### The request
Please output every line of the material as it stands, without the pictures.

Structured figure records:
********************
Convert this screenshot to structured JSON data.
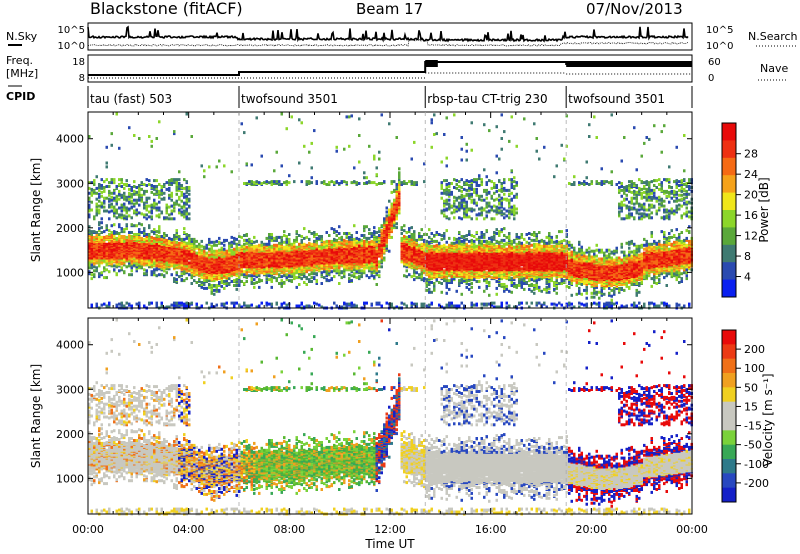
{
  "header": {
    "station": "Blackstone (fitACF)",
    "beam": "Beam 17",
    "date": "07/Nov/2013"
  },
  "noise_panel": {
    "left_label": "N.Sky",
    "right_label": "N.Search",
    "left_ticks": [
      "10^5",
      "10^0"
    ],
    "right_ticks": [
      "10^5",
      "10^0"
    ]
  },
  "freq_panel": {
    "left_label_1": "Freq.",
    "left_label_2": "[MHz]",
    "right_label": "Nave",
    "left_ticks": [
      "18",
      "8"
    ],
    "right_ticks": [
      "60",
      "0"
    ]
  },
  "cpid": {
    "label": "CPID",
    "programs": [
      {
        "name": "tau (fast) 503",
        "start_hour": 0
      },
      {
        "name": "twofsound 3501",
        "start_hour": 6.0
      },
      {
        "name": "rbsp-tau CT-trig 230",
        "start_hour": 13.4
      },
      {
        "name": "twofsound 3501",
        "start_hour": 19.0
      }
    ]
  },
  "chart_data": [
    {
      "type": "heatmap",
      "name": "power",
      "xlabel": "",
      "ylabel": "Slant Range [km]",
      "xlim": [
        0,
        24
      ],
      "ylim": [
        200,
        4600
      ],
      "yticks": [
        1000,
        2000,
        3000,
        4000
      ],
      "colorbar": {
        "label": "Power [dB]",
        "ticks": [
          "4",
          "8",
          "12",
          "16",
          "20",
          "24",
          "28"
        ],
        "colors": [
          "#0a20f0",
          "#2a4ab0",
          "#3f7a72",
          "#5aa83a",
          "#8cd62a",
          "#f0e61a",
          "#f5a21a",
          "#f56a14",
          "#ee3012",
          "#e80a0a"
        ]
      }
    },
    {
      "type": "heatmap",
      "name": "velocity",
      "xlabel": "Time UT",
      "ylabel": "Slant Range [km]",
      "xlim": [
        0,
        24
      ],
      "ylim": [
        200,
        4600
      ],
      "yticks": [
        1000,
        2000,
        3000,
        4000
      ],
      "xticks": [
        "00:00",
        "04:00",
        "08:00",
        "12:00",
        "16:00",
        "20:00",
        "00:00"
      ],
      "colorbar": {
        "label": "Velocity [m s⁻¹]",
        "ticks": [
          "200",
          "100",
          "50",
          "15",
          "-15",
          "-50",
          "-100",
          "-200"
        ],
        "colors": [
          "#1420c8",
          "#2848c0",
          "#2e7a8a",
          "#38a856",
          "#7ad23a",
          "#c8c8c0",
          "#c8c8c0",
          "#f0d020",
          "#f0a020",
          "#f07018",
          "#ec3a14",
          "#e80a0a"
        ]
      }
    }
  ]
}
********************
### The answer
Convert this screenshot to structured JSON data.
{
  "header": {
    "station": "Blackstone (fitACF)",
    "beam": "Beam 17",
    "date": "07/Nov/2013"
  },
  "noise_panel": {
    "left_label": "N.Sky",
    "right_label": "N.Search",
    "left_ticks": [
      "10^5",
      "10^0"
    ],
    "right_ticks": [
      "10^5",
      "10^0"
    ]
  },
  "freq_panel": {
    "left_label_1": "Freq.",
    "left_label_2": "[MHz]",
    "right_label": "Nave",
    "left_ticks": [
      "18",
      "8"
    ],
    "right_ticks": [
      "60",
      "0"
    ]
  },
  "cpid": {
    "label": "CPID",
    "programs": [
      {
        "name": "tau (fast) 503",
        "start_hour": 0
      },
      {
        "name": "twofsound 3501",
        "start_hour": 6.0
      },
      {
        "name": "rbsp-tau CT-trig 230",
        "start_hour": 13.4
      },
      {
        "name": "twofsound 3501",
        "start_hour": 19.0
      }
    ]
  },
  "chart_data": [
    {
      "type": "heatmap",
      "name": "power",
      "xlabel": "",
      "ylabel": "Slant Range [km]",
      "xlim": [
        0,
        24
      ],
      "ylim": [
        200,
        4600
      ],
      "yticks": [
        1000,
        2000,
        3000,
        4000
      ],
      "colorbar": {
        "label": "Power [dB]",
        "ticks": [
          "4",
          "8",
          "12",
          "16",
          "20",
          "24",
          "28"
        ],
        "colors": [
          "#0a20f0",
          "#2a4ab0",
          "#3f7a72",
          "#5aa83a",
          "#8cd62a",
          "#f0e61a",
          "#f5a21a",
          "#f56a14",
          "#ee3012",
          "#e80a0a"
        ]
      }
    },
    {
      "type": "heatmap",
      "name": "velocity",
      "xlabel": "Time UT",
      "ylabel": "Slant Range [km]",
      "xlim": [
        0,
        24
      ],
      "ylim": [
        200,
        4600
      ],
      "yticks": [
        1000,
        2000,
        3000,
        4000
      ],
      "xticks": [
        "00:00",
        "04:00",
        "08:00",
        "12:00",
        "16:00",
        "20:00",
        "00:00"
      ],
      "colorbar": {
        "label": "Velocity [m s⁻¹]",
        "ticks": [
          "200",
          "100",
          "50",
          "15",
          "-15",
          "-50",
          "-100",
          "-200"
        ],
        "colors": [
          "#1420c8",
          "#2848c0",
          "#2e7a8a",
          "#38a856",
          "#7ad23a",
          "#c8c8c0",
          "#c8c8c0",
          "#f0d020",
          "#f0a020",
          "#f07018",
          "#ec3a14",
          "#e80a0a"
        ]
      }
    }
  ]
}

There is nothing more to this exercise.